_WHAT NEEDS TO BE DONE_: Please copy the rows from the line with "section: honeymoon xyxy=(587,1652,1513,1821)" up to and including the line with "love story paragraph: April", renaming "blind date" to "first date" and keeping everything else the same.

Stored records
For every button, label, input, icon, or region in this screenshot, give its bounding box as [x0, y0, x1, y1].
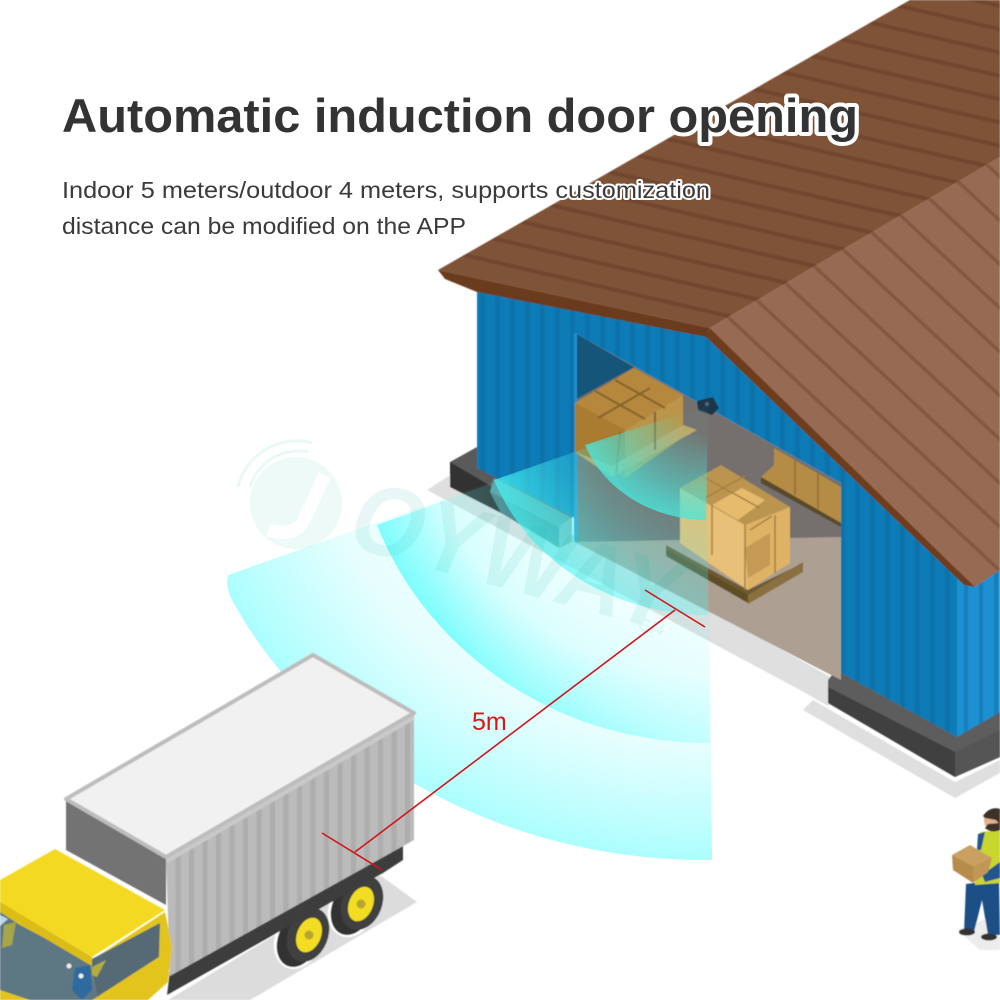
carried box: [952, 845, 992, 883]
subtitle line 1: Indoor 5 meters/outdoor 4 meters, supports customization: [62, 177, 710, 203]
worker shoes: [959, 928, 997, 940]
cargo box: side: [166, 713, 414, 976]
title: Automatic induction door opening: [62, 89, 858, 142]
back pallet of boxes: [575, 368, 697, 478]
watermark domain: .CN: [631, 613, 666, 640]
loading curb: [490, 478, 572, 548]
detection zone: innermost: [585, 405, 708, 520]
wall: front: [477, 285, 957, 737]
cargo box: top: [66, 655, 414, 857]
cargo box: side top rail: [166, 711, 414, 864]
truck ground shadow: [168, 873, 417, 1000]
cargo box: rear face: [66, 799, 166, 905]
subtitle: [62, 177, 710, 239]
detection zone: third: [494, 448, 708, 615]
door sensor: [697, 397, 719, 415]
watermark logo: [238, 441, 342, 549]
detection zone: second: [377, 482, 710, 743]
wheels: [265, 870, 391, 976]
worker carrying box: [952, 808, 1000, 950]
door jamb: [574, 333, 577, 542]
doorway interior: [575, 333, 841, 680]
ground apron and shadow: [427, 472, 1000, 798]
watermark: [238, 441, 701, 652]
cab: [0, 849, 172, 1000]
wall: corner side: [957, 560, 1000, 737]
subtitle line 2: distance can be modified on the APP: [62, 213, 466, 239]
chassis: [167, 840, 403, 995]
roof: left slope: [438, 0, 1000, 337]
worker torso and vest: [975, 830, 1000, 885]
foundation plinth: [450, 447, 1000, 777]
detection zone: 5m outer: [227, 405, 712, 860]
far pallet of boxes: [761, 448, 841, 527]
worker legs: [964, 880, 1000, 935]
dimension label: 5m: [472, 708, 507, 736]
worker shadow: [957, 917, 1000, 950]
watermark wordmark: OYWAY: [333, 462, 701, 652]
dimension line: 5m: [322, 590, 705, 870]
warehouse building: [427, 0, 1000, 798]
front pallet of boxes: [666, 465, 803, 604]
worker head: [983, 808, 1000, 832]
roof: right slope: [706, 157, 1000, 587]
delivery truck: [0, 655, 417, 1000]
sensor detection zones: [227, 405, 712, 860]
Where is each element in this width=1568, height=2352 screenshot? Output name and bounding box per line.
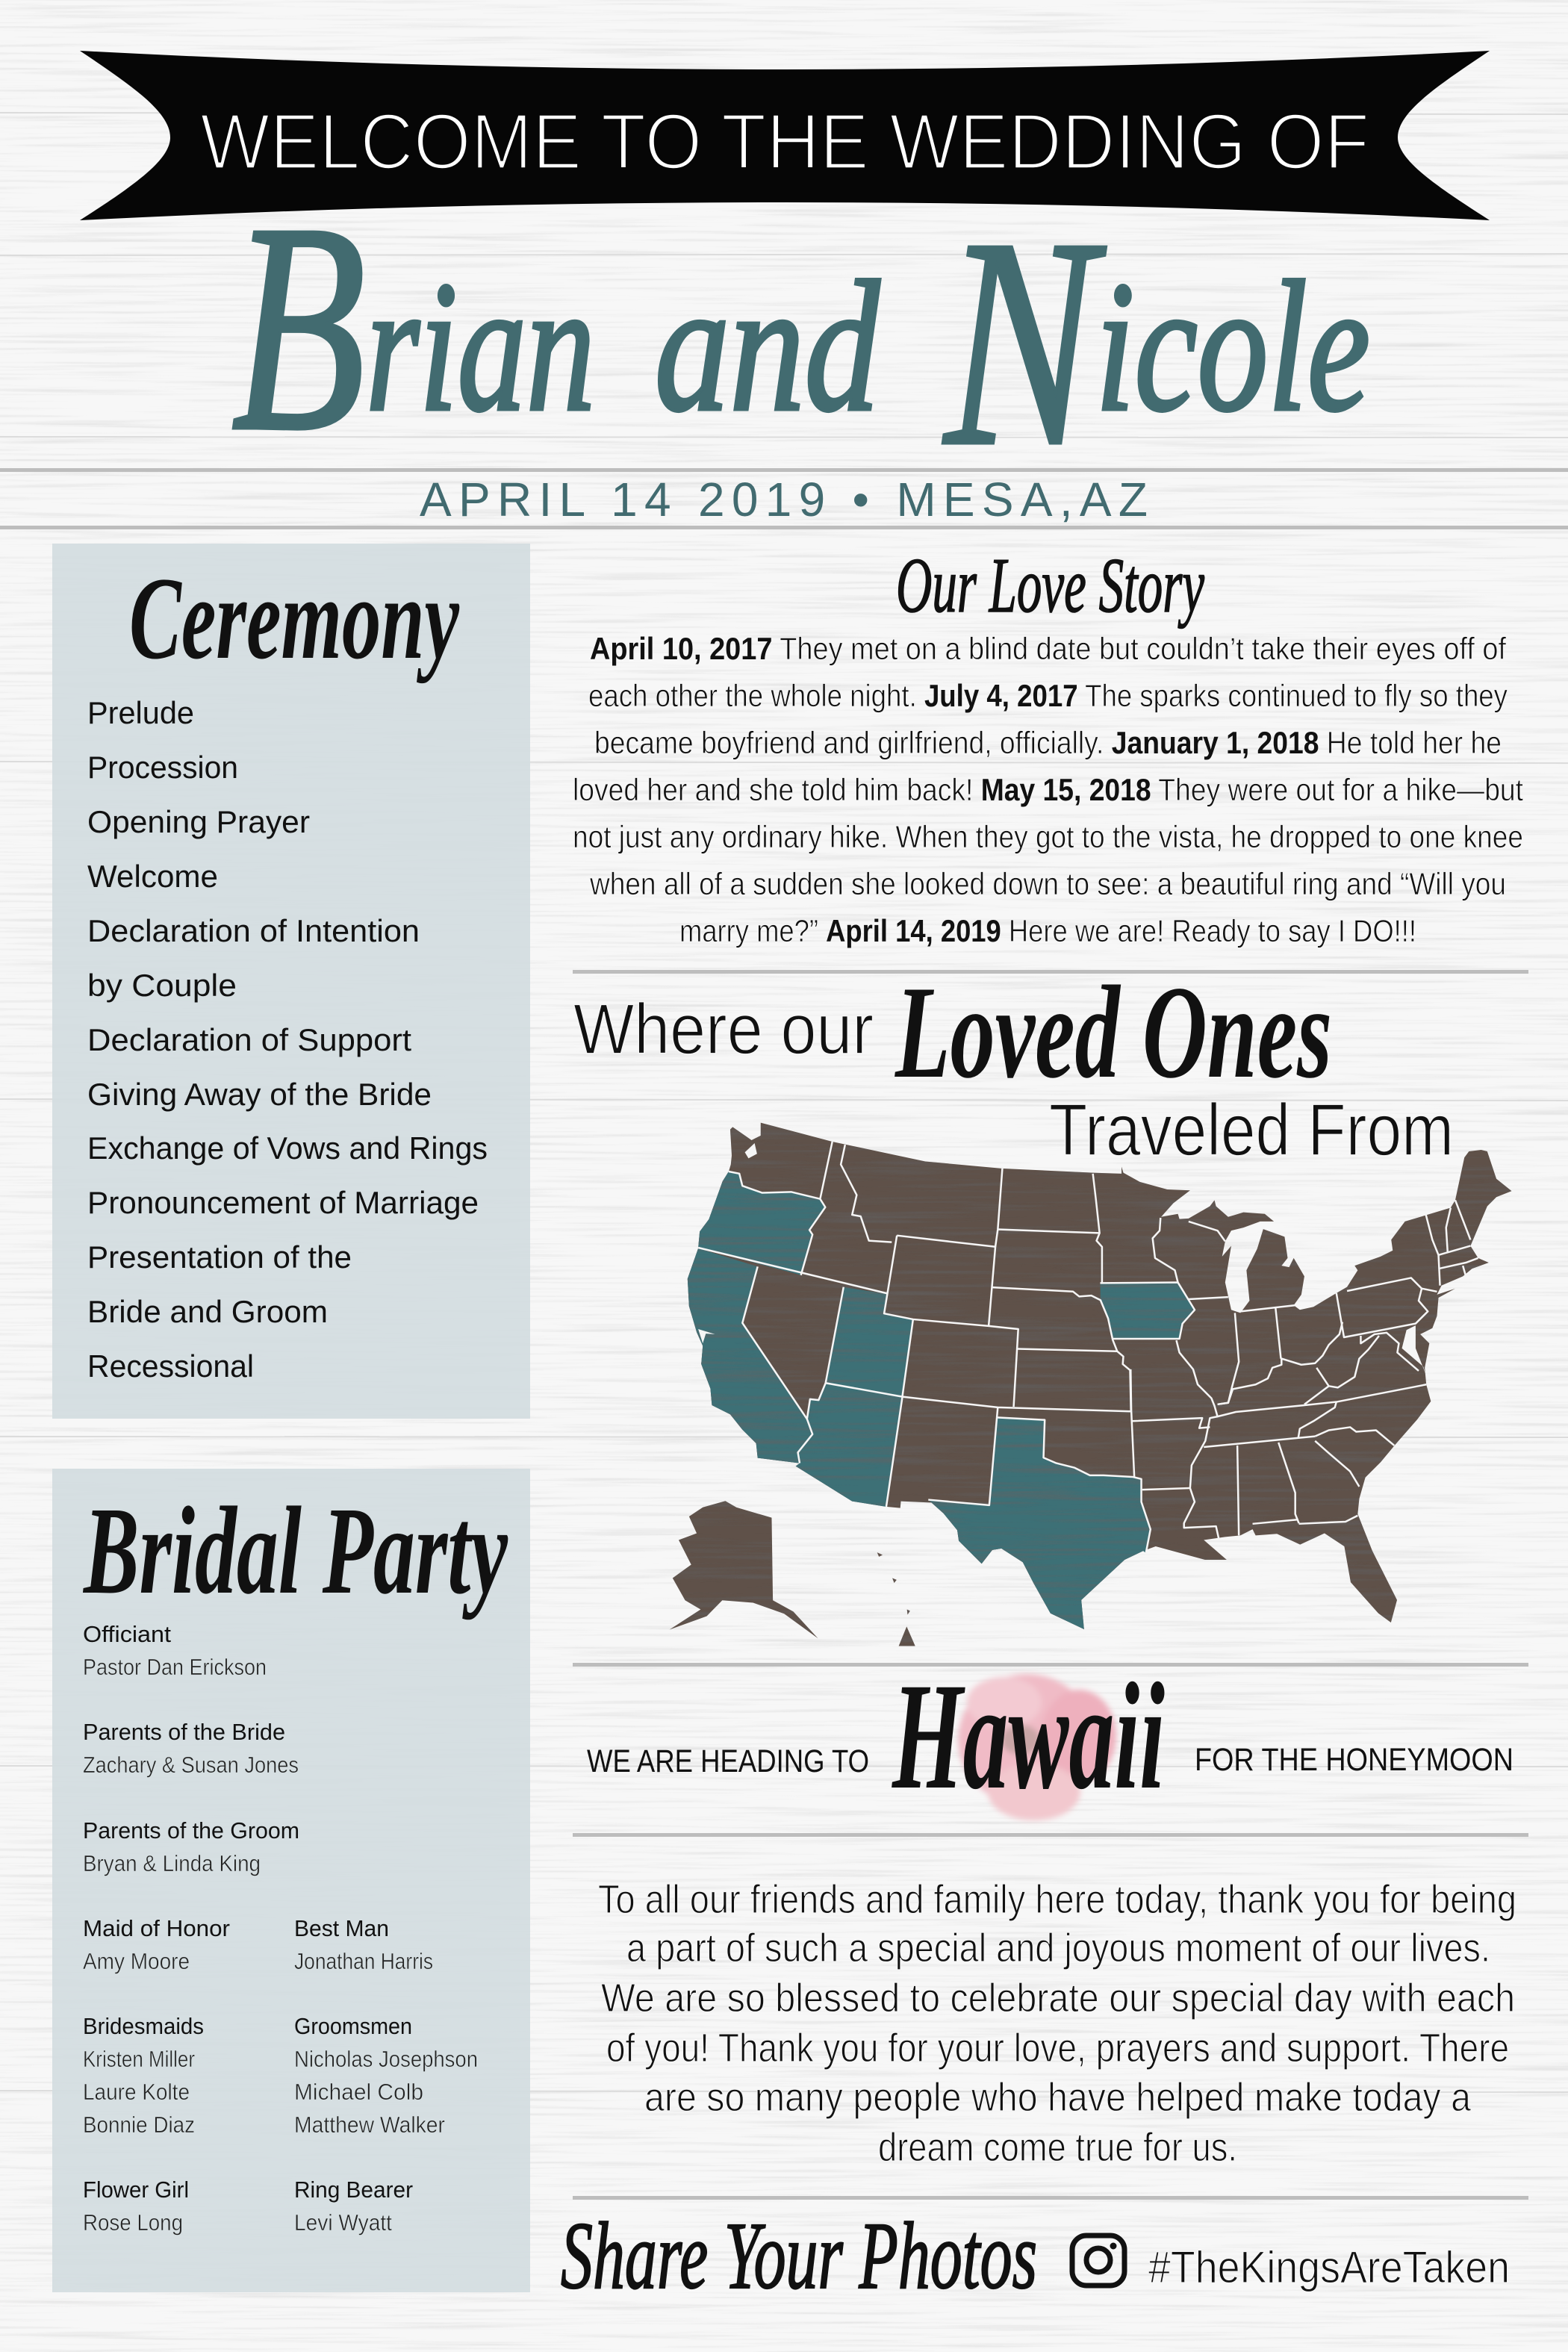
section: honeymoon xyxy=(587,1652,1513,1821)
title: couple names: B xyxy=(231,162,366,493)
love story paragraph: April 10, 2017 They met on a blind date but couldn’t take their eyes off of xyxy=(590,631,1506,666)
parents of the bride: Parents of the Bride xyxy=(83,1719,285,1745)
ring bearer: Ring Bearer xyxy=(294,2177,413,2203)
map: white bays and sounds xyxy=(698,1143,1426,1375)
officiant: Pastor Dan Erickson xyxy=(83,1654,267,1680)
bridesmaids: Kristen Miller xyxy=(83,2046,195,2072)
love story paragraph: marry me?” April 14, 2019 Here we are! Ready to say I DO!!! xyxy=(679,913,1416,948)
heading: ceremony: Ceremony xyxy=(129,553,460,684)
ceremony program list: Bride and Groom xyxy=(87,1294,328,1329)
thank you message xyxy=(598,1877,1516,2170)
heading: bridal party: Bridal Party xyxy=(83,1481,508,1620)
thank you message: dream come true for us. xyxy=(878,2125,1237,2170)
honeymoon text left: WE ARE HEADING TO xyxy=(587,1743,869,1779)
honeymoon text right: FOR THE HONEYMOON xyxy=(1195,1742,1513,1778)
ribbon banner xyxy=(80,51,1490,220)
ceremony program list: Prelude xyxy=(87,695,194,730)
officiant: Officiant xyxy=(83,1621,171,1647)
ring bearer: Levi Wyatt xyxy=(294,2209,392,2236)
hawaii script word: Hawaii xyxy=(892,1652,1165,1821)
best man: Jonathan Harris xyxy=(294,1948,433,1974)
love story paragraph: became boyfriend and girlfriend, officially. January 1, 2018 He told her he xyxy=(594,725,1502,760)
love story paragraph xyxy=(573,631,1523,948)
panel: bridal party xyxy=(52,1469,530,2292)
maid of honor: Maid of Honor xyxy=(83,1915,230,1941)
love story paragraph: loved her and she told him back! May 15, 2018 They were out for a hike—but xyxy=(573,772,1523,807)
ceremony program list: Giving Away of the Bride xyxy=(87,1077,432,1112)
ceremony program list: Declaration of Intention xyxy=(87,913,420,948)
groomsmen: Nicholas Josephson xyxy=(294,2046,478,2072)
heading: where our loved ones traveled from xyxy=(573,958,1454,1171)
groomsmen: Groomsmen xyxy=(294,2013,412,2039)
heading: where our loved ones traveled from: Loved Ones xyxy=(895,958,1332,1106)
parents of the bride xyxy=(83,1719,299,1778)
parents of the groom: Parents of the Groom xyxy=(83,1817,299,1844)
best man xyxy=(294,1915,433,1974)
ceremony program list: Declaration of Support xyxy=(87,1022,411,1057)
title: couple names xyxy=(231,162,1370,508)
love story paragraph: each other the whole night. July 4, 2017 The sparks continued to fly so they xyxy=(588,678,1508,713)
groomsmen: Michael Colb xyxy=(294,2079,423,2105)
groomsmen: Matthew Walker xyxy=(294,2112,445,2138)
heading: where our loved ones traveled from: Traveled From xyxy=(1049,1089,1454,1171)
hashtag: #TheKingsAreTaken xyxy=(1148,2242,1510,2292)
icon: instagram xyxy=(1072,2236,1124,2286)
best man: Best Man xyxy=(294,1915,389,1941)
ceremony program list xyxy=(87,695,488,1384)
parents of the bride: Zachary & Susan Jones xyxy=(83,1752,299,1778)
watercolor pink flower xyxy=(958,1674,1116,1820)
ceremony program list: Pronouncement of Marriage xyxy=(87,1185,479,1220)
ring bearer xyxy=(294,2177,413,2236)
ceremony program list: by Couple xyxy=(87,968,237,1003)
heading: where our loved ones traveled from: Where our xyxy=(573,989,874,1069)
title: couple names: and xyxy=(655,243,880,450)
title: couple names: icole xyxy=(1095,243,1370,450)
thank you message: are so many people who have helped make today a xyxy=(644,2075,1472,2120)
maid of honor: Amy Moore xyxy=(83,1948,190,1974)
ceremony program list: Opening Prayer xyxy=(87,804,310,839)
map: highlighted teal states xyxy=(688,1172,1195,1629)
flower girl: Flower Girl xyxy=(83,2177,189,2203)
ceremony program list: Recessional xyxy=(87,1348,254,1384)
groomsmen xyxy=(294,2013,478,2138)
officiant xyxy=(83,1621,267,1680)
ceremony program list: Welcome xyxy=(87,859,218,894)
heading: share your photos: Share Your Photos xyxy=(561,2203,1037,2309)
title: couple names: rian xyxy=(366,243,595,450)
heading: our love story: Our Love Story xyxy=(896,541,1204,629)
parents of the groom: Bryan & Linda King xyxy=(83,1850,261,1876)
flower girl: Rose Long xyxy=(83,2209,183,2236)
panel: ceremony xyxy=(52,544,530,1419)
title: couple names: N xyxy=(941,177,1107,508)
bridesmaids: Bridesmaids xyxy=(83,2013,204,2039)
ceremony program list: Presentation of the xyxy=(87,1239,352,1275)
ceremony program list: Procession xyxy=(87,750,238,785)
maid of honor xyxy=(83,1915,230,1974)
map: united states with visited states highlighted xyxy=(670,1123,1511,1646)
map: brown base states xyxy=(670,1123,1511,1646)
section: share your photos xyxy=(561,2203,1510,2309)
ribbon banner: WELCOME TO THE WEDDING OF xyxy=(200,98,1369,186)
section: our love story xyxy=(573,541,1523,948)
parents of the groom xyxy=(83,1817,299,1876)
bridesmaids xyxy=(83,2013,204,2138)
flower girl xyxy=(83,2177,189,2236)
map: white state borders xyxy=(698,1142,1478,1553)
date and location: APRIL 14 2019 • MESA,AZ xyxy=(420,473,1148,526)
ceremony program list: Exchange of Vows and Rings xyxy=(87,1130,488,1166)
bridesmaids: Bonnie Diaz xyxy=(83,2112,195,2138)
bridesmaids: Laure Kolte xyxy=(83,2079,190,2105)
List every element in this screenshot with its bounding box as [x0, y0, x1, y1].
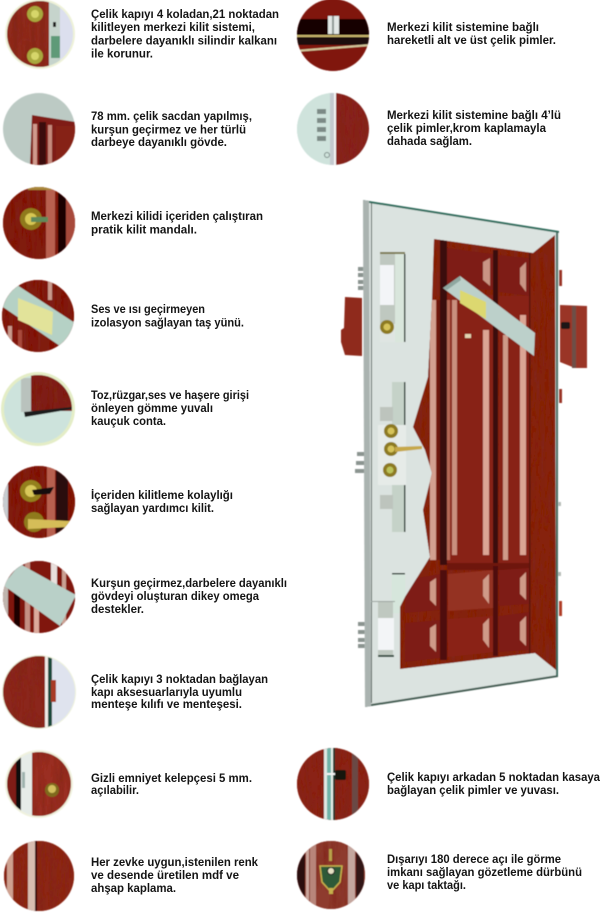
- feature: rock wool insulation: [0, 278, 244, 354]
- icon: auxiliary lock and handle: [0, 466, 80, 538]
- omega strip with rock wool: [443, 276, 535, 356]
- icon: gold latch on wood: [0, 185, 80, 261]
- description text: kurşun geçirmez ve her türlü: [91, 124, 246, 136]
- description text: 78 mm. çelik sacdan yapılmış,: [91, 110, 252, 123]
- description text: [387, 21, 556, 47]
- description text: çelik pimler,krom kaplamayla: [387, 122, 547, 135]
- description text: açılabilir.: [91, 784, 139, 797]
- description text: İçeriden kilitleme kolaylığı: [91, 489, 233, 502]
- description text: Merkezi kilidi içeriden çalıştıran: [91, 210, 263, 223]
- description text: gövdeyi oluşturan dikey omega: [91, 590, 260, 603]
- right edge hinges: [558, 270, 562, 616]
- description text: hareketli alt ve üst çelik pimler.: [387, 34, 556, 47]
- description text: ahşap kaplama.: [91, 882, 176, 895]
- left hinge block: [341, 297, 362, 356]
- description text: [91, 772, 252, 797]
- feature: hinge cover: [0, 655, 268, 729]
- icon: rock wool cutaway: [0, 278, 78, 354]
- description text: darbelere dayanıklı silindir kalkanı: [91, 34, 277, 48]
- description text: Merkezi kilit sistemine bağlı: [387, 21, 539, 34]
- description text: [91, 856, 259, 895]
- description text: [91, 673, 268, 711]
- bottom panels: row one: [405, 574, 440, 613]
- description text: [91, 110, 252, 149]
- bottom panels: row two: [405, 620, 440, 662]
- description text: dahada sağlam.: [387, 135, 472, 148]
- icon: recessed gasket: [0, 372, 76, 448]
- feature: lock latch: [0, 185, 263, 261]
- feature: moving steel pins: [296, 0, 556, 72]
- description text: Çelik kapıyı arkadan 5 noktadan kasaya: [387, 771, 600, 784]
- feature: omega supports: [0, 560, 287, 634]
- feature: rear steel pins and sockets: [296, 748, 600, 820]
- feature: rubber gasket: [0, 372, 249, 448]
- description text: ve desende üretilen mdf ve: [91, 869, 240, 882]
- description text: Toz,rüzgar,ses ve haşere girişi: [91, 389, 249, 402]
- description text: Gizli emniyet kelepçesi 5 mm.: [91, 772, 252, 785]
- long panels: [440, 240, 447, 565]
- icon: door edge with two locks: [0, 0, 75, 70]
- description text: Çelik kapıyı 4 koladan,21 noktadan: [91, 8, 279, 21]
- description text: [91, 489, 233, 515]
- left locking pins: [355, 267, 365, 648]
- description text: destekler.: [91, 603, 144, 616]
- icon: chrome pins on door edge: [296, 92, 372, 166]
- description text: imkanı sağlayan gözetleme dürbünü: [387, 866, 582, 879]
- lock cavity: middle: [378, 382, 422, 532]
- icon: omega support strip: [0, 560, 80, 634]
- icon: rear pin and socket: [296, 748, 370, 820]
- description text: izolasyon sağlayan taş yünü.: [91, 316, 244, 330]
- description text: [387, 771, 600, 797]
- icon: top and bottom steel pin: [296, 0, 370, 72]
- right hinge block: [560, 305, 587, 368]
- description text: önleyen gömme yuvalı: [91, 402, 213, 415]
- description text: kilitleyen merkezi kilit sistemi,: [91, 21, 255, 34]
- description text: kauçuk conta.: [91, 415, 166, 428]
- description text: [91, 210, 263, 236]
- description text: Her zevke uygun,istenilen renk: [91, 856, 259, 869]
- feature: peephole and knocker: [296, 840, 582, 910]
- description text: Kurşun geçirmez,darbelere dayanıklı: [91, 577, 287, 590]
- icon: wood veneer sample: [0, 840, 80, 912]
- description text: [91, 577, 287, 616]
- lock cavity: bottom: [371, 573, 405, 657]
- description text: bağlayan çelik pimler ve yuvası.: [387, 784, 559, 797]
- description text: menteşe kılıfı ve menteşesi.: [91, 698, 242, 711]
- description text: [387, 853, 582, 892]
- description text: ve kapı taktağı.: [387, 879, 466, 892]
- lock cavity: top: [380, 252, 406, 342]
- description text: [91, 389, 249, 428]
- description text: darbeye dayanıklı gövde.: [91, 136, 227, 149]
- icon: door knocker: [296, 840, 366, 910]
- description text: kapı aksesuarlarıyla uyumlu: [91, 686, 242, 699]
- keyhole: [465, 334, 471, 338]
- feature: steel body: [3, 93, 252, 166]
- description text: Dışarıyı 180 derece açı ile görme: [387, 853, 562, 866]
- feature: mdf and wood veneer: [0, 840, 259, 912]
- icon: safety clamp and lock: [0, 750, 73, 820]
- icon: steel sheet corner: [3, 93, 76, 166]
- door frame: [363, 200, 559, 707]
- feature: four chrome pins: [296, 92, 561, 166]
- description text: Çelik kapıyı 3 noktadan bağlayan: [91, 673, 268, 686]
- top panels: [447, 248, 493, 290]
- feature: central lock system: [0, 0, 279, 70]
- description text: [91, 8, 279, 60]
- description text: pratik kilit mandalı.: [91, 224, 197, 236]
- feature: hidden safety clamp: [0, 750, 252, 820]
- description text: [91, 303, 244, 330]
- door illustration: [341, 200, 587, 707]
- description text: Ses ve ısı geçirmeyen: [91, 303, 205, 316]
- description text: [387, 109, 561, 148]
- icon: hinge on door edge: [0, 655, 76, 729]
- description text: ile korunur.: [91, 48, 153, 60]
- feature: auxiliary lock: [0, 466, 233, 538]
- description text: sağlayan yardımcı kilit.: [91, 502, 214, 515]
- wooden door face: [400, 235, 556, 670]
- description text: Merkezi kilit sistemine bağlı 4’lü: [387, 109, 561, 122]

_FULL RESPONSE_:
section: honeymoon xyxy=(587,1652,1513,1821)
title: couple names: B xyxy=(231,162,366,493)
love story paragraph: April 10, 2017 They met on a first date but couldn’t take their eyes off of xyxy=(590,631,1506,666)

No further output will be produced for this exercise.